Objective
Don't copy the pictures; return every other part of the records exactly.
* begin *
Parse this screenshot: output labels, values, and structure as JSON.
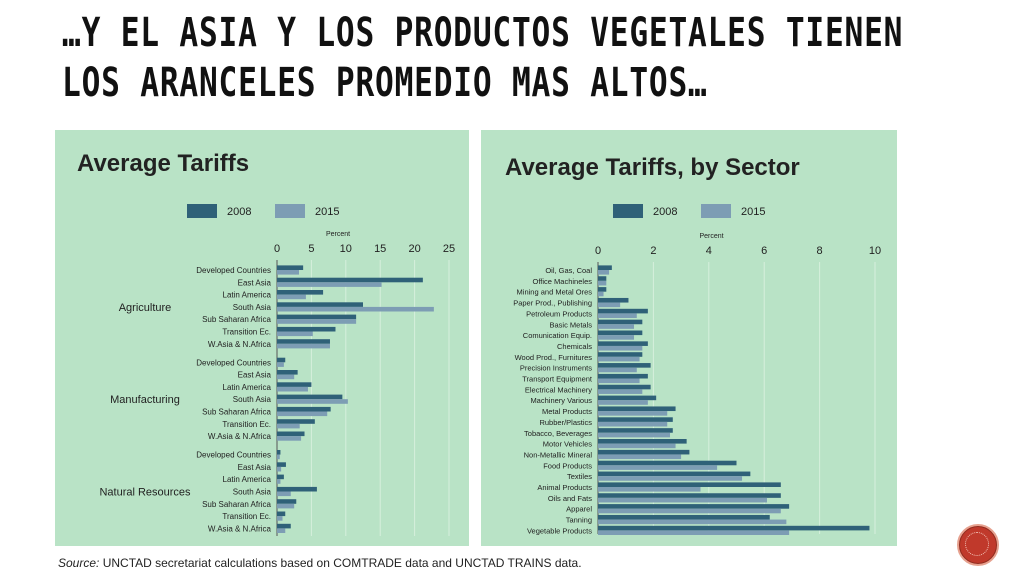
{
  "slide": {
    "title_line1": "…Y EL ASIA Y LOS PRODUCTOS VEGETALES TIENEN",
    "title_line2": "LOS ARANCELES PROMEDIO MAS ALTOS…",
    "source_prefix": "Source:",
    "source_text": " UNCTAD secretariat calculations based on COMTRADE data and UNCTAD TRAINS data."
  },
  "colors": {
    "panel_bg": "#b9e3c6",
    "series_2008": "#2f6178",
    "series_2015": "#7d9db4"
  },
  "chart_data": [
    {
      "type": "bar",
      "orientation": "horizontal",
      "title": "Average Tariffs",
      "xlabel": "Percent",
      "xlim": [
        0,
        25
      ],
      "xticks": [
        0,
        5,
        10,
        15,
        20,
        25
      ],
      "legend": [
        "2008",
        "2015"
      ],
      "legend_position": "top",
      "groups": [
        {
          "name": "Agriculture",
          "categories": [
            "Developed Countries",
            "East Asia",
            "Latin America",
            "South Asia",
            "Sub Saharan Africa",
            "Transition Ec.",
            "W.Asia & N.Africa"
          ],
          "series": [
            {
              "name": "2008",
              "values": [
                3.8,
                21.2,
                6.7,
                12.5,
                11.5,
                8.5,
                7.7
              ]
            },
            {
              "name": "2015",
              "values": [
                3.2,
                15.2,
                4.2,
                22.8,
                11.5,
                5.2,
                7.7
              ]
            }
          ]
        },
        {
          "name": "Manufacturing",
          "categories": [
            "Developed Countries",
            "East Asia",
            "Latin America",
            "South Asia",
            "Sub Saharan Africa",
            "Transition Ec.",
            "W.Asia & N.Africa"
          ],
          "series": [
            {
              "name": "2008",
              "values": [
                1.2,
                3.0,
                5.0,
                9.5,
                7.8,
                5.5,
                4.0
              ]
            },
            {
              "name": "2015",
              "values": [
                1.0,
                2.5,
                4.5,
                10.3,
                7.3,
                3.3,
                3.5
              ]
            }
          ]
        },
        {
          "name": "Natural Resources",
          "categories": [
            "Developed Countries",
            "East Asia",
            "Latin America",
            "South Asia",
            "Sub Saharan Africa",
            "Transition Ec.",
            "W.Asia & N.Africa"
          ],
          "series": [
            {
              "name": "2008",
              "values": [
                0.5,
                1.3,
                1.0,
                5.8,
                2.8,
                1.2,
                2.0
              ]
            },
            {
              "name": "2015",
              "values": [
                0.4,
                0.6,
                0.5,
                2.0,
                2.5,
                0.8,
                1.2
              ]
            }
          ]
        }
      ]
    },
    {
      "type": "bar",
      "orientation": "horizontal",
      "title": "Average Tariffs, by Sector",
      "xlabel": "Percent",
      "xlim": [
        0,
        10
      ],
      "xticks": [
        0,
        2,
        4,
        6,
        8,
        10
      ],
      "legend": [
        "2008",
        "2015"
      ],
      "legend_position": "top",
      "categories": [
        "Oil, Gas, Coal",
        "Office Machineles",
        "Mining and Metal Ores",
        "Paper Prod., Publishing",
        "Petroleum Products",
        "Basic Metals",
        "Comunication Equip.",
        "Chemicals",
        "Wood Prod., Furnitures",
        "Precision Instruments",
        "Transport Equipment",
        "Electrical Machinery",
        "Machinery Various",
        "Metal Products",
        "Rubber/Plastics",
        "Tobacco, Beverages",
        "Motor Vehicles",
        "Non-Metallic Mineral",
        "Food Products",
        "Textiles",
        "Animal Products",
        "Oils and Fats",
        "Apparel",
        "Tanning",
        "Vegetable Products"
      ],
      "series": [
        {
          "name": "2008",
          "values": [
            0.5,
            0.3,
            0.3,
            1.1,
            1.8,
            1.6,
            1.6,
            1.8,
            1.6,
            1.9,
            1.8,
            1.9,
            2.1,
            2.8,
            2.7,
            2.7,
            3.2,
            3.3,
            5.0,
            5.5,
            6.6,
            6.6,
            6.9,
            6.2,
            9.8
          ]
        },
        {
          "name": "2015",
          "values": [
            0.4,
            0.3,
            0.2,
            0.8,
            1.4,
            1.3,
            1.3,
            1.6,
            1.5,
            1.4,
            1.5,
            1.6,
            1.8,
            2.5,
            2.5,
            2.6,
            2.8,
            3.0,
            4.3,
            5.2,
            3.7,
            6.1,
            6.6,
            6.8,
            6.9
          ]
        }
      ]
    }
  ]
}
* end *
Exercise output
Parse this screenshot: output labels, values, and structure as JSON.
{
  "slide": {
    "title_line1": "…Y EL ASIA Y LOS PRODUCTOS VEGETALES TIENEN",
    "title_line2": "LOS ARANCELES PROMEDIO MAS ALTOS…",
    "source_prefix": "Source:",
    "source_text": " UNCTAD secretariat calculations based on COMTRADE data and UNCTAD TRAINS data."
  },
  "colors": {
    "panel_bg": "#b9e3c6",
    "series_2008": "#2f6178",
    "series_2015": "#7d9db4"
  },
  "chart_data": [
    {
      "type": "bar",
      "orientation": "horizontal",
      "title": "Average Tariffs",
      "xlabel": "Percent",
      "xlim": [
        0,
        25
      ],
      "xticks": [
        0,
        5,
        10,
        15,
        20,
        25
      ],
      "legend": [
        "2008",
        "2015"
      ],
      "legend_position": "top",
      "groups": [
        {
          "name": "Agriculture",
          "categories": [
            "Developed Countries",
            "East Asia",
            "Latin America",
            "South Asia",
            "Sub Saharan Africa",
            "Transition Ec.",
            "W.Asia & N.Africa"
          ],
          "series": [
            {
              "name": "2008",
              "values": [
                3.8,
                21.2,
                6.7,
                12.5,
                11.5,
                8.5,
                7.7
              ]
            },
            {
              "name": "2015",
              "values": [
                3.2,
                15.2,
                4.2,
                22.8,
                11.5,
                5.2,
                7.7
              ]
            }
          ]
        },
        {
          "name": "Manufacturing",
          "categories": [
            "Developed Countries",
            "East Asia",
            "Latin America",
            "South Asia",
            "Sub Saharan Africa",
            "Transition Ec.",
            "W.Asia & N.Africa"
          ],
          "series": [
            {
              "name": "2008",
              "values": [
                1.2,
                3.0,
                5.0,
                9.5,
                7.8,
                5.5,
                4.0
              ]
            },
            {
              "name": "2015",
              "values": [
                1.0,
                2.5,
                4.5,
                10.3,
                7.3,
                3.3,
                3.5
              ]
            }
          ]
        },
        {
          "name": "Natural Resources",
          "categories": [
            "Developed Countries",
            "East Asia",
            "Latin America",
            "South Asia",
            "Sub Saharan Africa",
            "Transition Ec.",
            "W.Asia & N.Africa"
          ],
          "series": [
            {
              "name": "2008",
              "values": [
                0.5,
                1.3,
                1.0,
                5.8,
                2.8,
                1.2,
                2.0
              ]
            },
            {
              "name": "2015",
              "values": [
                0.4,
                0.6,
                0.5,
                2.0,
                2.5,
                0.8,
                1.2
              ]
            }
          ]
        }
      ]
    },
    {
      "type": "bar",
      "orientation": "horizontal",
      "title": "Average Tariffs, by Sector",
      "xlabel": "Percent",
      "xlim": [
        0,
        10
      ],
      "xticks": [
        0,
        2,
        4,
        6,
        8,
        10
      ],
      "legend": [
        "2008",
        "2015"
      ],
      "legend_position": "top",
      "categories": [
        "Oil, Gas, Coal",
        "Office Machineles",
        "Mining and Metal Ores",
        "Paper Prod., Publishing",
        "Petroleum Products",
        "Basic Metals",
        "Comunication Equip.",
        "Chemicals",
        "Wood Prod., Furnitures",
        "Precision Instruments",
        "Transport Equipment",
        "Electrical Machinery",
        "Machinery Various",
        "Metal Products",
        "Rubber/Plastics",
        "Tobacco, Beverages",
        "Motor Vehicles",
        "Non-Metallic Mineral",
        "Food Products",
        "Textiles",
        "Animal Products",
        "Oils and Fats",
        "Apparel",
        "Tanning",
        "Vegetable Products"
      ],
      "series": [
        {
          "name": "2008",
          "values": [
            0.5,
            0.3,
            0.3,
            1.1,
            1.8,
            1.6,
            1.6,
            1.8,
            1.6,
            1.9,
            1.8,
            1.9,
            2.1,
            2.8,
            2.7,
            2.7,
            3.2,
            3.3,
            5.0,
            5.5,
            6.6,
            6.6,
            6.9,
            6.2,
            9.8
          ]
        },
        {
          "name": "2015",
          "values": [
            0.4,
            0.3,
            0.2,
            0.8,
            1.4,
            1.3,
            1.3,
            1.6,
            1.5,
            1.4,
            1.5,
            1.6,
            1.8,
            2.5,
            2.5,
            2.6,
            2.8,
            3.0,
            4.3,
            5.2,
            3.7,
            6.1,
            6.6,
            6.8,
            6.9
          ]
        }
      ]
    }
  ]
}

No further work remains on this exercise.